Entries |
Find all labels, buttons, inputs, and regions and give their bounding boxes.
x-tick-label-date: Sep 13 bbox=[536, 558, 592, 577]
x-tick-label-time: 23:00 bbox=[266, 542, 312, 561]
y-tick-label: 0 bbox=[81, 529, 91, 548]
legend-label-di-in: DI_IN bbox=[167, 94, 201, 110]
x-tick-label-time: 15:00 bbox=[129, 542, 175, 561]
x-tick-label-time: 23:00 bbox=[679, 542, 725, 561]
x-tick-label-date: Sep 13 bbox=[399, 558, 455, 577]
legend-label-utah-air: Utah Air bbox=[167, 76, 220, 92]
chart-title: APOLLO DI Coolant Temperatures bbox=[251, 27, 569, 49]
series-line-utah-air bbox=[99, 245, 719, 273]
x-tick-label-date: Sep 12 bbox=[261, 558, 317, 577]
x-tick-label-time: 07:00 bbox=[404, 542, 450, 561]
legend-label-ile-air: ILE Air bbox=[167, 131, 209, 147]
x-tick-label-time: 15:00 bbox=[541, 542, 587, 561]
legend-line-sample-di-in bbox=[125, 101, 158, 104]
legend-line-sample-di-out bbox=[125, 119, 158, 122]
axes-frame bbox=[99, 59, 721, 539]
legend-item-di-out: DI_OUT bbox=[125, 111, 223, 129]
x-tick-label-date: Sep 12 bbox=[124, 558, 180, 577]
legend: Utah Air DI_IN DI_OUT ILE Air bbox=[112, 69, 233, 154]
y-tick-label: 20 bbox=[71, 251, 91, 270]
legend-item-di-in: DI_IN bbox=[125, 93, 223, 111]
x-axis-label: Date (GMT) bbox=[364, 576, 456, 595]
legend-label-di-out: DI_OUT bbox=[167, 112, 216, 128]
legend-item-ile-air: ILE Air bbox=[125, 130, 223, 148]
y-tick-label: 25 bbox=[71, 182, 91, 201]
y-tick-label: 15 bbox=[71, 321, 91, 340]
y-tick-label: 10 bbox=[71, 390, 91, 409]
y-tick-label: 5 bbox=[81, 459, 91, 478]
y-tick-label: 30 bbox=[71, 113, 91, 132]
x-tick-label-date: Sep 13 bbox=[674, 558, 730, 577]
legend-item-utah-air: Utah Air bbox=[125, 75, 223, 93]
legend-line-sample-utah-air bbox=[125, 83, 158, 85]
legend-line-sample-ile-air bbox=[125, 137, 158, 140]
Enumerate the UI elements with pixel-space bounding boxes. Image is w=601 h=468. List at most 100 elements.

--

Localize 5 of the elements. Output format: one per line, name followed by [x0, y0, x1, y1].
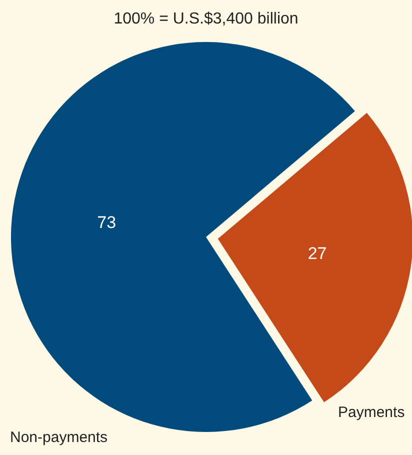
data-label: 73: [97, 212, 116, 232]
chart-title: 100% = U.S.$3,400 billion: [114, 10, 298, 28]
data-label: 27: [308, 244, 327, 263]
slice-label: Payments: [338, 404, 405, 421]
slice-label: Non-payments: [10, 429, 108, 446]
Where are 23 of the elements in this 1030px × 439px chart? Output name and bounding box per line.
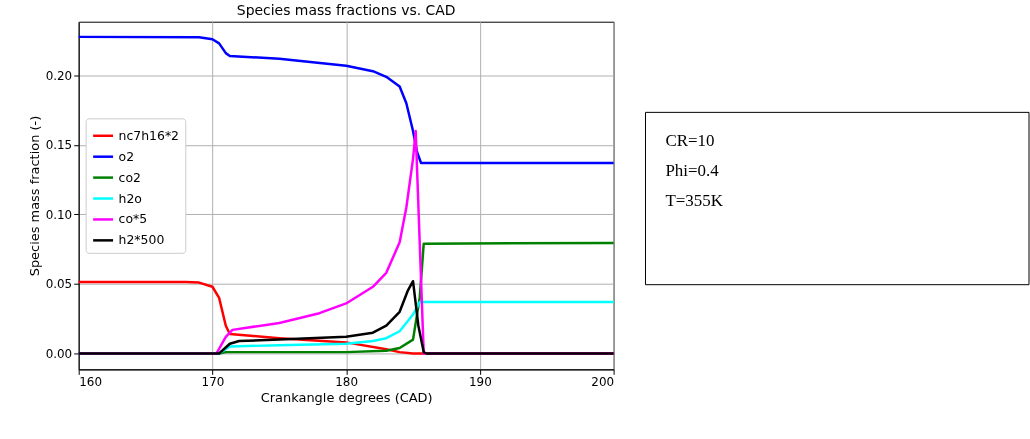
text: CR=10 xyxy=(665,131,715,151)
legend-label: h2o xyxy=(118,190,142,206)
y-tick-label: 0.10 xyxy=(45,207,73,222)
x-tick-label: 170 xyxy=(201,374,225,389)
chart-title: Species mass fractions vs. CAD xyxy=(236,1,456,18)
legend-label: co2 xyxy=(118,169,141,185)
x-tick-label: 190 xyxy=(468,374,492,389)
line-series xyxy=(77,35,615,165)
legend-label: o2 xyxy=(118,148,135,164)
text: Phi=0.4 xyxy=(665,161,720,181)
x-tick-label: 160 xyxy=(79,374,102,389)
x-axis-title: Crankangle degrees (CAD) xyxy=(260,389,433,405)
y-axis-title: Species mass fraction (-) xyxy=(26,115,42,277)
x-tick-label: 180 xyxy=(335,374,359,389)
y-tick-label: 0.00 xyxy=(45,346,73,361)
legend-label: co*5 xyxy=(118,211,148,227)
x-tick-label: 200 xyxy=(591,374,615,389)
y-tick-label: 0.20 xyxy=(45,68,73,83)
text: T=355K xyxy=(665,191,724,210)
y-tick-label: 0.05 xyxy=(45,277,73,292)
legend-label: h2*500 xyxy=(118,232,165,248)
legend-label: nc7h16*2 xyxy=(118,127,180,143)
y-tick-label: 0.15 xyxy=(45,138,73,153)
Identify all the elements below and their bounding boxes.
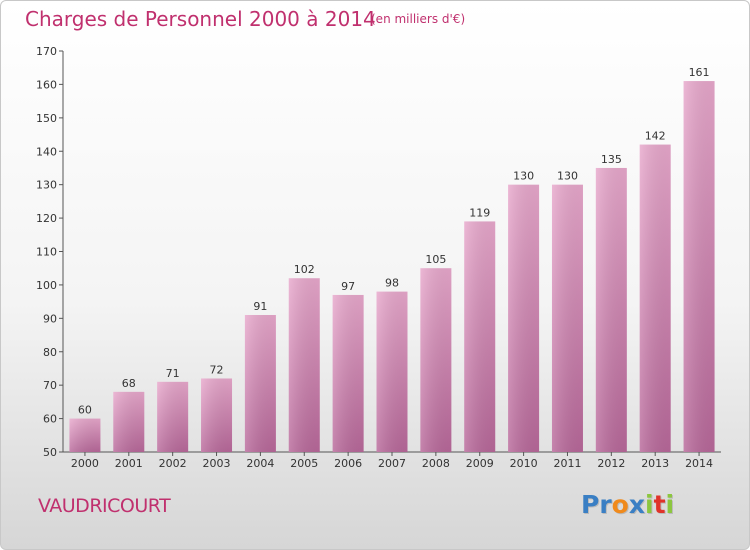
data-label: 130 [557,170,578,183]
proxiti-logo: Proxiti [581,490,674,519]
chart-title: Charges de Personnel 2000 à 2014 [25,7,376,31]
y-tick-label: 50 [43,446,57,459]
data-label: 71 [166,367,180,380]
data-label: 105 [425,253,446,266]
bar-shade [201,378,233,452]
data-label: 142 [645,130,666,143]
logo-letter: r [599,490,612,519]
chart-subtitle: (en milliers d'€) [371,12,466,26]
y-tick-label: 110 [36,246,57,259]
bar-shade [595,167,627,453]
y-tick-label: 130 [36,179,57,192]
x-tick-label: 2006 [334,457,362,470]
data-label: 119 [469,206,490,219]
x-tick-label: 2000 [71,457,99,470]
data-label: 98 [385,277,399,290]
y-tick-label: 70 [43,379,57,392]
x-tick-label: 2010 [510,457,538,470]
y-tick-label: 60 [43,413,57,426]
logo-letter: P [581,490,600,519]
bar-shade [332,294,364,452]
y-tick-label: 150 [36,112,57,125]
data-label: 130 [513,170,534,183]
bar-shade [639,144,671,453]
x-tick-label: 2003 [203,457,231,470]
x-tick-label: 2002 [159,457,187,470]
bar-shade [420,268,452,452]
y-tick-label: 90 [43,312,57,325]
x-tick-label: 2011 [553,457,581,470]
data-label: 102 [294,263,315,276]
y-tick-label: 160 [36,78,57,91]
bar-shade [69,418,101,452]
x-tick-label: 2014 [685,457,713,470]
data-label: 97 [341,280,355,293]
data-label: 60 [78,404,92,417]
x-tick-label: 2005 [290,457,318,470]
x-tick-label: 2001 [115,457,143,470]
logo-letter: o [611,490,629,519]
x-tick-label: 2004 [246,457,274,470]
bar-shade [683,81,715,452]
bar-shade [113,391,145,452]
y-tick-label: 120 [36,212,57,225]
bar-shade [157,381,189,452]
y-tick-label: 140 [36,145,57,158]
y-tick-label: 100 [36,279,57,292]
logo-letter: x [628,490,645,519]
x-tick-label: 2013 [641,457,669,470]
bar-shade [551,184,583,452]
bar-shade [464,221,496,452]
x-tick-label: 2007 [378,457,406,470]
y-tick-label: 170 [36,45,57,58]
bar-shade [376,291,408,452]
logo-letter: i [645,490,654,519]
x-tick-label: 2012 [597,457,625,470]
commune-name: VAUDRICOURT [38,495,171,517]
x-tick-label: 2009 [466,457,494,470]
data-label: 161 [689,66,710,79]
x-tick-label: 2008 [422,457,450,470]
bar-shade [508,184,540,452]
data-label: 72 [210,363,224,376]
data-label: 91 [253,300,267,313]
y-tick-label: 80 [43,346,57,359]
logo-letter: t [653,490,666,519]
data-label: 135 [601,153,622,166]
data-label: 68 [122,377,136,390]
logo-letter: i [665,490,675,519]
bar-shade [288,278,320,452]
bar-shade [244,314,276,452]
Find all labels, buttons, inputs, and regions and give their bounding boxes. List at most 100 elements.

What you have to do |
Please give the entries again from the line with "data-label: 130 [557,170,578,183]" to the line with "data-label: 98 [385,277,399,290]", swapping "bar-shade" for "bar-fill" and leaving everything else as it is.

Output of the exercise |
data-label: 130 [557,170,578,183]
proxiti-logo: Proxiti [581,490,674,519]
chart-title: Charges de Personnel 2000 à 2014 [25,7,376,31]
y-tick-label: 50 [43,446,57,459]
data-label: 71 [166,367,180,380]
data-label: 105 [425,253,446,266]
bar-fill [201,378,233,452]
data-label: 142 [645,130,666,143]
logo-letter: r [599,490,612,519]
chart-subtitle: (en milliers d'€) [371,12,466,26]
y-tick-label: 110 [36,246,57,259]
bar-fill [595,167,627,453]
y-tick-label: 130 [36,179,57,192]
x-tick-label: 2006 [334,457,362,470]
data-label: 119 [469,206,490,219]
x-tick-label: 2000 [71,457,99,470]
data-label: 98 [385,277,399,290]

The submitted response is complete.